Problem to solve :: What is the number of lines in the entries that include the word "città"? Respond with the number only.

Task input ::
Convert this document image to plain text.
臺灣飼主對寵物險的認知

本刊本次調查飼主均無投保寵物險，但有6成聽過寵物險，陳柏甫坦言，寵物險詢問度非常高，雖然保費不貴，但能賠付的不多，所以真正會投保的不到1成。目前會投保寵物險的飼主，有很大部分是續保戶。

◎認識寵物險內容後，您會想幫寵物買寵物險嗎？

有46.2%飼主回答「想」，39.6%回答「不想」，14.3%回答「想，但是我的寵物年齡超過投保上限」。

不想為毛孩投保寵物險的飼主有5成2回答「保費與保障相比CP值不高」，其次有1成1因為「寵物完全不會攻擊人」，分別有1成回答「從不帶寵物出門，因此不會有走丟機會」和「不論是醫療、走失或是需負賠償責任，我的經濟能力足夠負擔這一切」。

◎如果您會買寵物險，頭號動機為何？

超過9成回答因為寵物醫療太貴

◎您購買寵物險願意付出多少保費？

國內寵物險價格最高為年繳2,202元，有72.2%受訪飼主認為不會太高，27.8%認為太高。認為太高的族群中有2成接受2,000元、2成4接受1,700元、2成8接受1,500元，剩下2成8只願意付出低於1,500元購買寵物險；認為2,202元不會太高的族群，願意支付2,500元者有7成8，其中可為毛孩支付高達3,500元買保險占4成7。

---

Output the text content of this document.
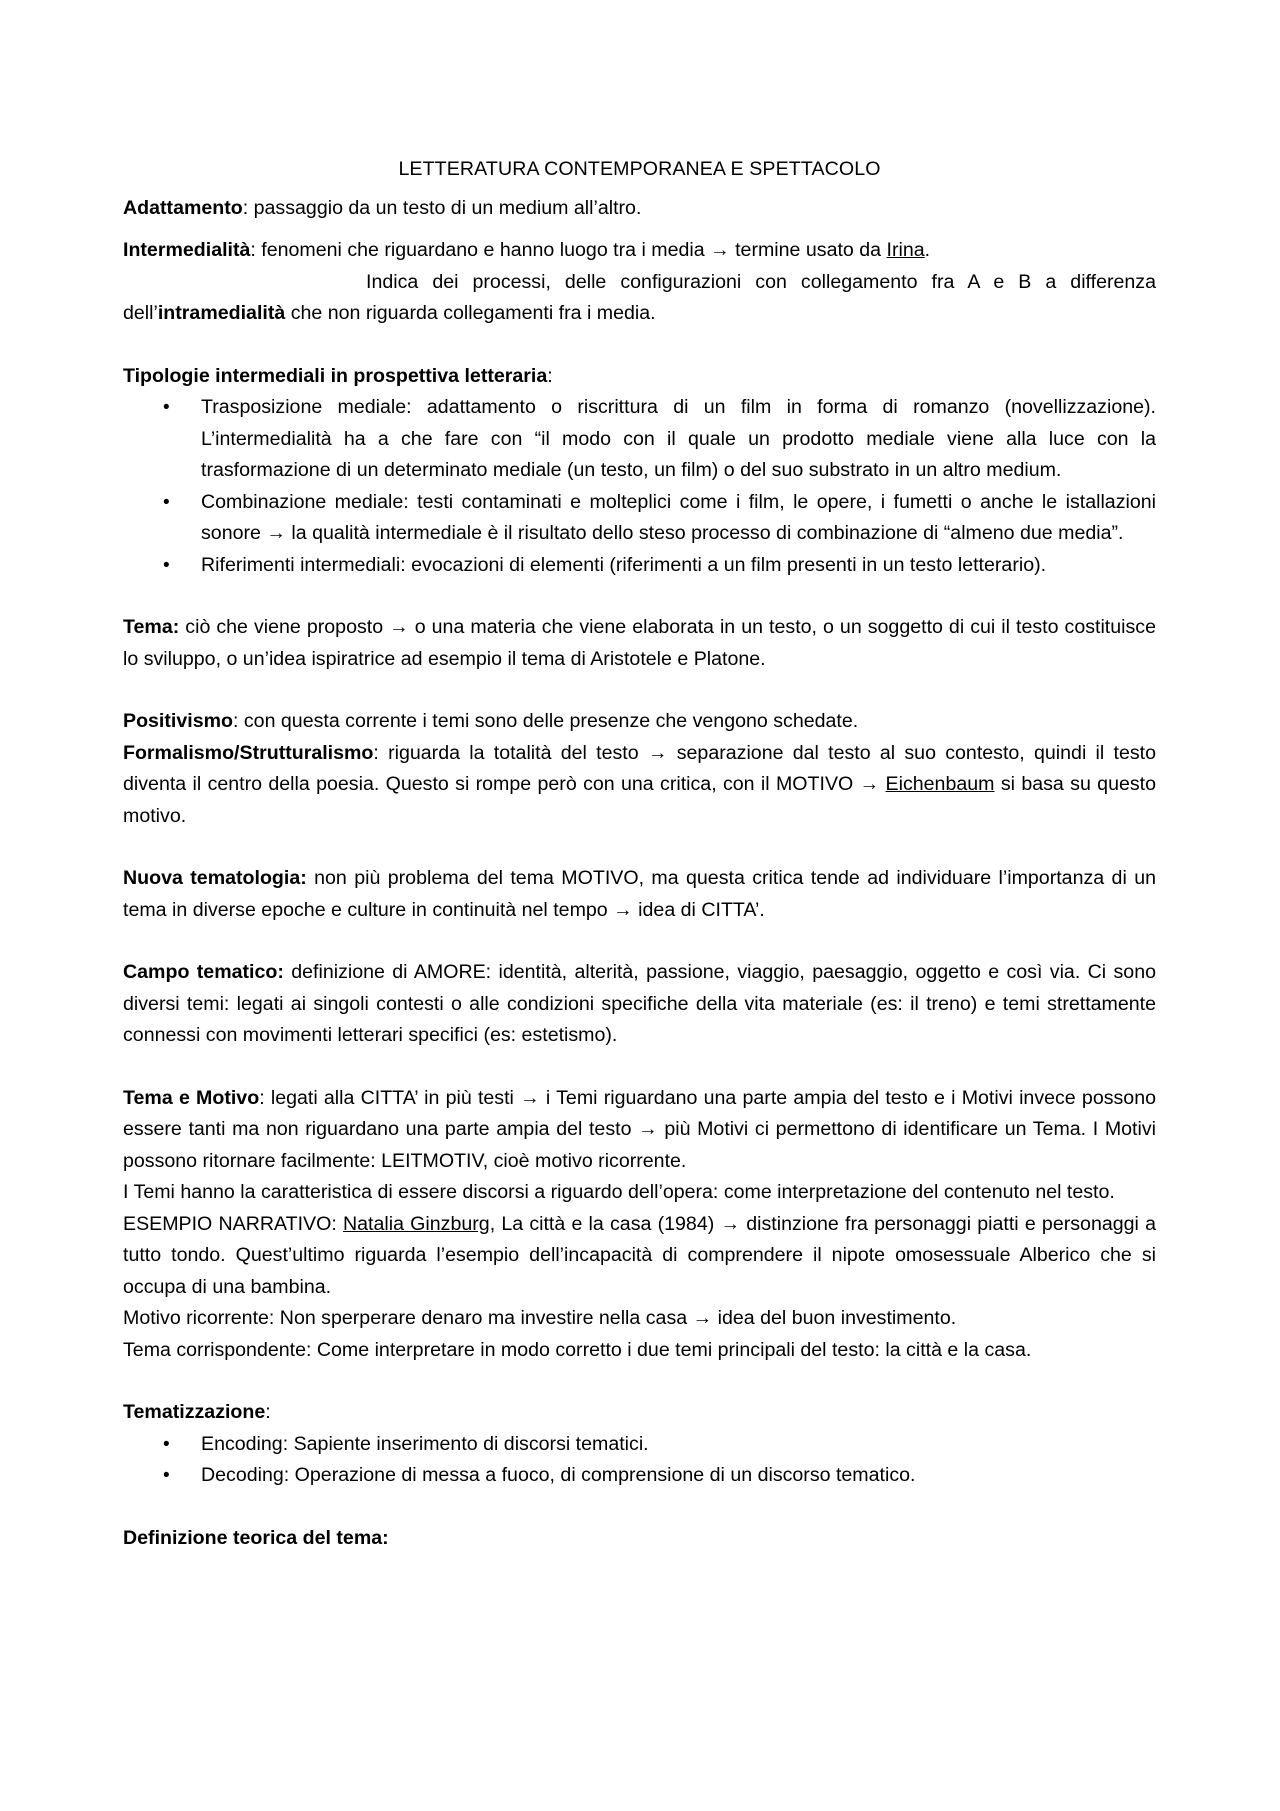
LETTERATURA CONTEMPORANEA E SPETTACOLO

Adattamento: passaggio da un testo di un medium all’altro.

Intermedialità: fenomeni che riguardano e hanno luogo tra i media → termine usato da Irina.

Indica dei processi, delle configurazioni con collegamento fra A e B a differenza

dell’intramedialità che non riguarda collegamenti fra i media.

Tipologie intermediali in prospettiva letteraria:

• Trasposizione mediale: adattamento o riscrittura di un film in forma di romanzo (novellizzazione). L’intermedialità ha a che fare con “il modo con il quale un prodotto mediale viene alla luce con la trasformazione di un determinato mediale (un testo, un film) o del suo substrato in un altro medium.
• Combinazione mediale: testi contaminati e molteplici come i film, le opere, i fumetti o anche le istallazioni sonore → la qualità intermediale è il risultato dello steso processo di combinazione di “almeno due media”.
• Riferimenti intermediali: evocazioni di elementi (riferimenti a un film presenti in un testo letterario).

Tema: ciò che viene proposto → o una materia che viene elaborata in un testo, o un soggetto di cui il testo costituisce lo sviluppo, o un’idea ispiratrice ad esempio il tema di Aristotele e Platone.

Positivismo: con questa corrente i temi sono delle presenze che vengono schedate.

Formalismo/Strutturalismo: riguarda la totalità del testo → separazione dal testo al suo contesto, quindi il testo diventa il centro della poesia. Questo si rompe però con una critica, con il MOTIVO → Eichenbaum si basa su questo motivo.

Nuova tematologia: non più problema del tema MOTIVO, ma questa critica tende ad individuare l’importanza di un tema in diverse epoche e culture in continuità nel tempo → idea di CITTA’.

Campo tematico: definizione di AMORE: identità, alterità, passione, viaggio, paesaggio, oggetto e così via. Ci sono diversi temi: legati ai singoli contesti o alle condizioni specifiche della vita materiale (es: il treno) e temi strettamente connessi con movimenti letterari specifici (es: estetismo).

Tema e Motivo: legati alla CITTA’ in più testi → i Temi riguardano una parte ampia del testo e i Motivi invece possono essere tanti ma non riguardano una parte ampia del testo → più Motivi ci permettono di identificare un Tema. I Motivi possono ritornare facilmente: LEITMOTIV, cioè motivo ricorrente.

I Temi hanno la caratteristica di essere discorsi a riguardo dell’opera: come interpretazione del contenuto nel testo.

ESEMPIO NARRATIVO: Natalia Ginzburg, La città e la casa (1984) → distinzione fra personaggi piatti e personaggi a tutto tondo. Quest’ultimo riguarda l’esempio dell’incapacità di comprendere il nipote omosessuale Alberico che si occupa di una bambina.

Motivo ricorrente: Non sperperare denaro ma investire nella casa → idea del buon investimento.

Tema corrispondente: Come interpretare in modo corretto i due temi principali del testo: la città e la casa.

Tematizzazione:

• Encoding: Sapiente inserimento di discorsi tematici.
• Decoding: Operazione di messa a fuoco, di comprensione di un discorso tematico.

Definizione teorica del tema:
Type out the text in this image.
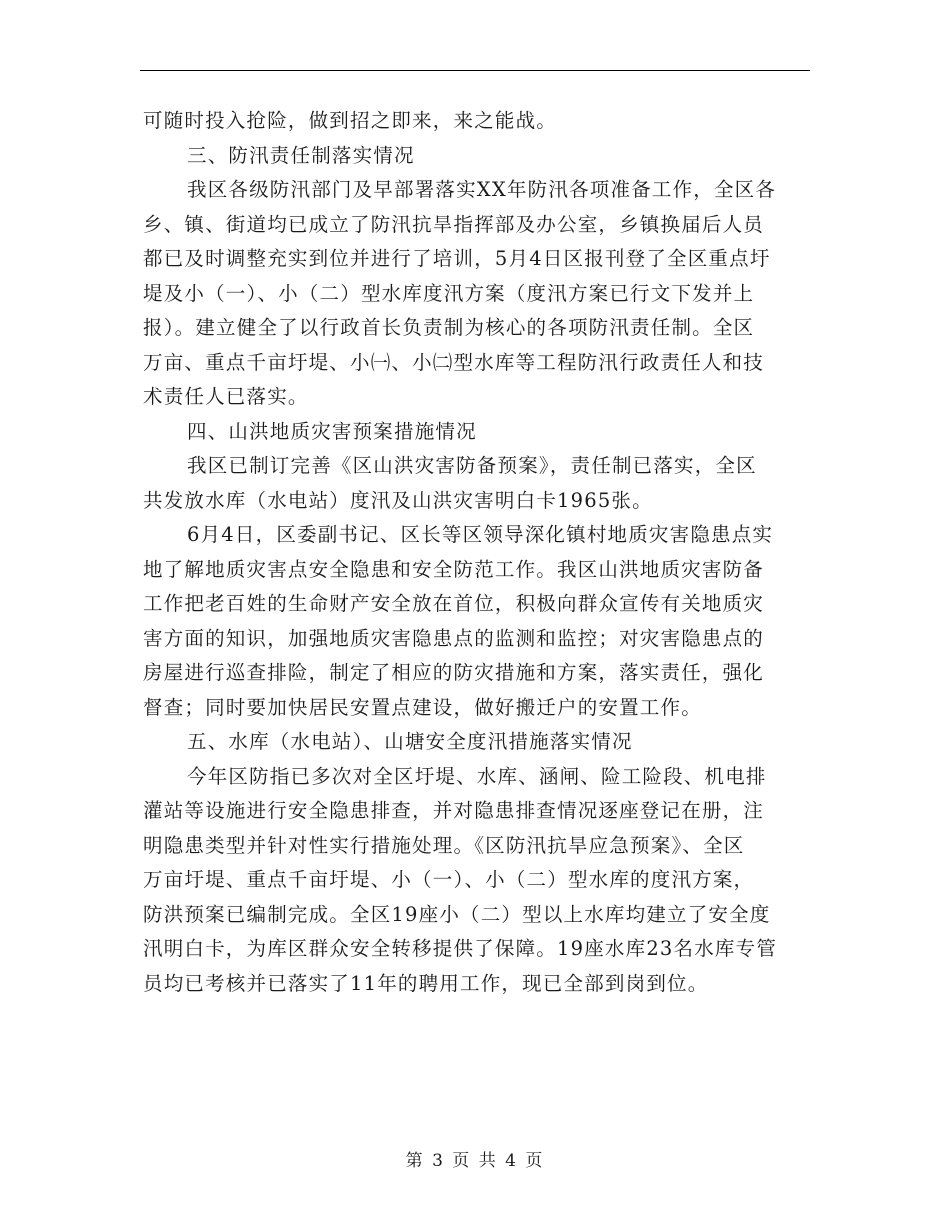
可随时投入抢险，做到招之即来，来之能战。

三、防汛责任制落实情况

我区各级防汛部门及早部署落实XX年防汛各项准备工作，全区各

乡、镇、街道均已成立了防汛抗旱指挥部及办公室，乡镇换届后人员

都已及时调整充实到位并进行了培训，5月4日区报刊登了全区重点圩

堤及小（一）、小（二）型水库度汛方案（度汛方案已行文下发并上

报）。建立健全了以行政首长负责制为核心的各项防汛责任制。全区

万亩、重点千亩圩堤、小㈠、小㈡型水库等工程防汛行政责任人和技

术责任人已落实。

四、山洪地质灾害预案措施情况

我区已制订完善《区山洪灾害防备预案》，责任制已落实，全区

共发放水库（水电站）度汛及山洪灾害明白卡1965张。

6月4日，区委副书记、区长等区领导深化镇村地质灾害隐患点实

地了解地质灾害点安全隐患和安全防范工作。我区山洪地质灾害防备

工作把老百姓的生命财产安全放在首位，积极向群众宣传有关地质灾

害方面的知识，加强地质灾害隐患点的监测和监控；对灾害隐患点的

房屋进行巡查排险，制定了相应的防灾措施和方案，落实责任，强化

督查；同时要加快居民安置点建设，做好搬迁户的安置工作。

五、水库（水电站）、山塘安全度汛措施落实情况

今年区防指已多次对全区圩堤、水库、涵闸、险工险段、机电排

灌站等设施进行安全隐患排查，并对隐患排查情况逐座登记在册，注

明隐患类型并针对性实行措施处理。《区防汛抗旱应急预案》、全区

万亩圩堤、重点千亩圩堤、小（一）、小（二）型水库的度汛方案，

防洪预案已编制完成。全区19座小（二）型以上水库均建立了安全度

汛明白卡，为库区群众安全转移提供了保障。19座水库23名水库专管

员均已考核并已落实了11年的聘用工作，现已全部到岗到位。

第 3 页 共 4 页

--

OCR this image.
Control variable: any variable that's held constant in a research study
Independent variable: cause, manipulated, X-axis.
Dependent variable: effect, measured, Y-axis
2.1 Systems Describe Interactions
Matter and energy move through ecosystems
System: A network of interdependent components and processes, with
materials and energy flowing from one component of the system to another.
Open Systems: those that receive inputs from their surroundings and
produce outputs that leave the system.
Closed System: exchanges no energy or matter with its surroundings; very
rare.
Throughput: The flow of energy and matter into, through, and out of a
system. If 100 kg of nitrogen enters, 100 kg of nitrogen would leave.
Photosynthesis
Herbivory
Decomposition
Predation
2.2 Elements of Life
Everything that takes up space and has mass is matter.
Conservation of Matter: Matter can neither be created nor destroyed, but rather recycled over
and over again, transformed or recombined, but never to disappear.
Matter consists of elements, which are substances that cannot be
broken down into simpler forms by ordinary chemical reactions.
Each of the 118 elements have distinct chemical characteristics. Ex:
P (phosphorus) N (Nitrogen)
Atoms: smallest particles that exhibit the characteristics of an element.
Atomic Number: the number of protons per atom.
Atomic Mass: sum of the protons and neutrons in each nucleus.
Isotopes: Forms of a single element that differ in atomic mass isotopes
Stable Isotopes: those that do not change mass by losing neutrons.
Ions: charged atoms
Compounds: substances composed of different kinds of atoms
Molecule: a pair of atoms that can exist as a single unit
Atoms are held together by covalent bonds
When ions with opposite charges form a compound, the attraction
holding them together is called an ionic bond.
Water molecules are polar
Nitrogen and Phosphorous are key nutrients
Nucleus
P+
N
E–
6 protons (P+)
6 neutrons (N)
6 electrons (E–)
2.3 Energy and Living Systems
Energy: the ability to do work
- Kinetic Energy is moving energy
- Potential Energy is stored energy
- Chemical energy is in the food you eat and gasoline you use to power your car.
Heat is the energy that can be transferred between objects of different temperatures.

Exercise answer :: 2